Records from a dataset
** START **

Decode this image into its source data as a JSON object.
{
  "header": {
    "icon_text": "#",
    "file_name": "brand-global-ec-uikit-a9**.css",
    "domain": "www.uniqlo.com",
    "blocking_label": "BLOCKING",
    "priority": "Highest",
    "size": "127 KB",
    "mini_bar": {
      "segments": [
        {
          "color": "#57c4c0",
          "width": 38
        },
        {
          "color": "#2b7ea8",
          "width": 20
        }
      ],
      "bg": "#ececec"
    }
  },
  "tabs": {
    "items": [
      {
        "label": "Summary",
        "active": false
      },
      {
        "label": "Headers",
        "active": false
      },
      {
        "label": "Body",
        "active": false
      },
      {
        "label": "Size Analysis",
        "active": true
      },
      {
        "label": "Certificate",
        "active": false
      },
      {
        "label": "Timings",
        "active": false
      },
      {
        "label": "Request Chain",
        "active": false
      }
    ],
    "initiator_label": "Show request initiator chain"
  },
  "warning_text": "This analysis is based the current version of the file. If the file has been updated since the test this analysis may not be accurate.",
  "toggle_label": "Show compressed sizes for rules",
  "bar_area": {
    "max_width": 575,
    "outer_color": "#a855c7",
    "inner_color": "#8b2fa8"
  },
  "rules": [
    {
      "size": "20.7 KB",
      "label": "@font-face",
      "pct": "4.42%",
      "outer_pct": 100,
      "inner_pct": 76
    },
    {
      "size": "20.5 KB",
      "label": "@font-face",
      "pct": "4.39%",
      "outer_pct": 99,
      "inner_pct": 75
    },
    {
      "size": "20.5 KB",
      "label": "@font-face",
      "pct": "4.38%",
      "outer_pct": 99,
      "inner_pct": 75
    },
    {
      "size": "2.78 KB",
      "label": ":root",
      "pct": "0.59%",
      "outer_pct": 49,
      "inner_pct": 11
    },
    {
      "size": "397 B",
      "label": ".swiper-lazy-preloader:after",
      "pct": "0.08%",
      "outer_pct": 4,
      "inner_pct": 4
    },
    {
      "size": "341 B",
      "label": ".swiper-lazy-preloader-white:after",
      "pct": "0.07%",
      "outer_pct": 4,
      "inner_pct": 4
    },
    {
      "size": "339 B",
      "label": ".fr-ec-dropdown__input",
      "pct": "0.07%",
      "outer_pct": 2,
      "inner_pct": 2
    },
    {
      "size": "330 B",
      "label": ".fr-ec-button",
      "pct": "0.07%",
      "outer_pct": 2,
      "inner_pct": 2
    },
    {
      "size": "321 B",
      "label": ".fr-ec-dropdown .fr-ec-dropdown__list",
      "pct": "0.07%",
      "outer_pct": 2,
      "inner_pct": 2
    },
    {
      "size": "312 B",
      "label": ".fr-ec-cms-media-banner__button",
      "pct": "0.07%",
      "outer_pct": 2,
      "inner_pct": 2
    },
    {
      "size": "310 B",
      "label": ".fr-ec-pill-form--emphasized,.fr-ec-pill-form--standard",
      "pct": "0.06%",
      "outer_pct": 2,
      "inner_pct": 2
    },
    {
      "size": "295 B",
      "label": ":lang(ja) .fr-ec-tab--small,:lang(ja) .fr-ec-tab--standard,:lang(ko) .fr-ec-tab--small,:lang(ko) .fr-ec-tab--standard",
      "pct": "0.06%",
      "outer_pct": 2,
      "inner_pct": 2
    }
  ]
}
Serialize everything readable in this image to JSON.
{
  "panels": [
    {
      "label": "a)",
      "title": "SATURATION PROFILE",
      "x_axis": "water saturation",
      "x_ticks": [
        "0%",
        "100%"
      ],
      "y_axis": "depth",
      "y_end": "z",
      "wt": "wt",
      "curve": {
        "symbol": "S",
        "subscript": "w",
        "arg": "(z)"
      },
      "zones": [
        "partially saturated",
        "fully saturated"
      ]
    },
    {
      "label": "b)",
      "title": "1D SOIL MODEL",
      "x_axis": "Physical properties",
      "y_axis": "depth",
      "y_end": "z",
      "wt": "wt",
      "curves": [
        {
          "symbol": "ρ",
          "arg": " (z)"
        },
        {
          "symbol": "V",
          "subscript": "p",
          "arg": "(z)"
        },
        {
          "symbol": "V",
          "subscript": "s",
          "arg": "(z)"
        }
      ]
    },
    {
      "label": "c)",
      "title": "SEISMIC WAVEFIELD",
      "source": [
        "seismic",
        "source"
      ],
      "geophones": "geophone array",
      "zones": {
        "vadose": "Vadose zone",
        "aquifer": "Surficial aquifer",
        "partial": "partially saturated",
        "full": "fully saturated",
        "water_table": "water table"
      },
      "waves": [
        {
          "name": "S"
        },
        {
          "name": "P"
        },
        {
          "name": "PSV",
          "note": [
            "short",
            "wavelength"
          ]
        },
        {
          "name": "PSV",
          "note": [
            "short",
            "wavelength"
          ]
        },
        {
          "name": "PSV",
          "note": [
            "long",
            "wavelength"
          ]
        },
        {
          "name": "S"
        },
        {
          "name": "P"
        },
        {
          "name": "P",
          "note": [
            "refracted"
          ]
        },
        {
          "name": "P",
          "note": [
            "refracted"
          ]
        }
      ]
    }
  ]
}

** END **

Output the data above exactly, please, line for line.

RESPONSE BELOW:
Decode this image into its source data as a JSON object.
{
  "header": {
    "icon_text": "#",
    "file_name": "brand-global-ec-uikit-a9**.css",
    "domain": "www.uniqlo.com",
    "blocking_label": "BLOCKING",
    "priority": "Highest",
    "size": "127 KB",
    "mini_bar": {
      "segments": [
        {
          "color": "#57c4c0",
          "width": 38
        },
        {
          "color": "#2b7ea8",
          "width": 20
        }
      ],
      "bg": "#ececec"
    }
  },
  "tabs": {
    "items": [
      {
        "label": "Summary",
        "active": false
      },
      {
        "label": "Headers",
        "active": false
      },
      {
        "label": "Body",
        "active": false
      },
      {
        "label": "Size Analysis",
        "active": true
      },
      {
        "label": "Certificate",
        "active": false
      },
      {
        "label": "Timings",
        "active": false
      },
      {
        "label": "Request Chain",
        "active": false
      }
    ],
    "initiator_label": "Show request initiator chain"
  },
  "warning_text": "This analysis is based the current version of the file. If the file has been updated since the test this analysis may not be accurate.",
  "toggle_label": "Show compressed sizes for rules",
  "bar_area": {
    "max_width": 575,
    "outer_color": "#a855c7",
    "inner_color": "#8b2fa8"
  },
  "rules": [
    {
      "size": "20.7 KB",
      "label": "@font-face",
      "pct": "4.42%",
      "outer_pct": 100,
      "inner_pct": 76
    },
    {
      "size": "20.5 KB",
      "label": "@font-face",
      "pct": "4.39%",
      "outer_pct": 99,
      "inner_pct": 75
    },
    {
      "size": "20.5 KB",
      "label": "@font-face",
      "pct": "4.38%",
      "outer_pct": 99,
      "inner_pct": 75
    },
    {
      "size": "2.78 KB",
      "label": ":root",
      "pct": "0.59%",
      "outer_pct": 49,
      "inner_pct": 11
    },
    {
      "size": "397 B",
      "label": ".swiper-lazy-preloader:after",
      "pct": "0.08%",
      "outer_pct": 4,
      "inner_pct": 4
    },
    {
      "size": "341 B",
      "label": ".swiper-lazy-preloader-white:after",
      "pct": "0.07%",
      "outer_pct": 4,
      "inner_pct": 4
    },
    {
      "size": "339 B",
      "label": ".fr-ec-dropdown__input",
      "pct": "0.07%",
      "outer_pct": 2,
      "inner_pct": 2
    },
    {
      "size": "330 B",
      "label": ".fr-ec-button",
      "pct": "0.07%",
      "outer_pct": 2,
      "inner_pct": 2
    },
    {
      "size": "321 B",
      "label": ".fr-ec-dropdown .fr-ec-dropdown__list",
      "pct": "0.07%",
      "outer_pct": 2,
      "inner_pct": 2
    },
    {
      "size": "312 B",
      "label": ".fr-ec-cms-media-banner__button",
      "pct": "0.07%",
      "outer_pct": 2,
      "inner_pct": 2
    },
    {
      "size": "310 B",
      "label": ".fr-ec-pill-form--emphasized,.fr-ec-pill-form--standard",
      "pct": "0.06%",
      "outer_pct": 2,
      "inner_pct": 2
    },
    {
      "size": "295 B",
      "label": ":lang(ja) .fr-ec-tab--small,:lang(ja) .fr-ec-tab--standard,:lang(ko) .fr-ec-tab--small,:lang(ko) .fr-ec-tab--standard",
      "pct": "0.06%",
      "outer_pct": 2,
      "inner_pct": 2
    }
  ]
}
Serialize everything readable in this image to JSON.
{
  "panels": [
    {
      "label": "a)",
      "title": "SATURATION PROFILE",
      "x_axis": "water saturation",
      "x_ticks": [
        "0%",
        "100%"
      ],
      "y_axis": "depth",
      "y_end": "z",
      "wt": "wt",
      "curve": {
        "symbol": "S",
        "subscript": "w",
        "arg": "(z)"
      },
      "zones": [
        "partially saturated",
        "fully saturated"
      ]
    },
    {
      "label": "b)",
      "title": "1D SOIL MODEL",
      "x_axis": "Physical properties",
      "y_axis": "depth",
      "y_end": "z",
      "wt": "wt",
      "curves": [
        {
          "symbol": "ρ",
          "arg": " (z)"
        },
        {
          "symbol": "V",
          "subscript": "p",
          "arg": "(z)"
        },
        {
          "symbol": "V",
          "subscript": "s",
          "arg": "(z)"
        }
      ]
    },
    {
      "label": "c)",
      "title": "SEISMIC WAVEFIELD",
      "source": [
        "seismic",
        "source"
      ],
      "geophones": "geophone array",
      "zones": {
        "vadose": "Vadose zone",
        "aquifer": "Surficial aquifer",
        "partial": "partially saturated",
        "full": "fully saturated",
        "water_table": "water table"
      },
      "waves": [
        {
          "name": "S"
        },
        {
          "name": "P"
        },
        {
          "name": "PSV",
          "note": [
            "short",
            "wavelength"
          ]
        },
        {
          "name": "PSV",
          "note": [
            "short",
            "wavelength"
          ]
        },
        {
          "name": "PSV",
          "note": [
            "long",
            "wavelength"
          ]
        },
        {
          "name": "S"
        },
        {
          "name": "P"
        },
        {
          "name": "P",
          "note": [
            "refracted"
          ]
        },
        {
          "name": "P",
          "note": [
            "refracted"
          ]
        }
      ]
    }
  ]
}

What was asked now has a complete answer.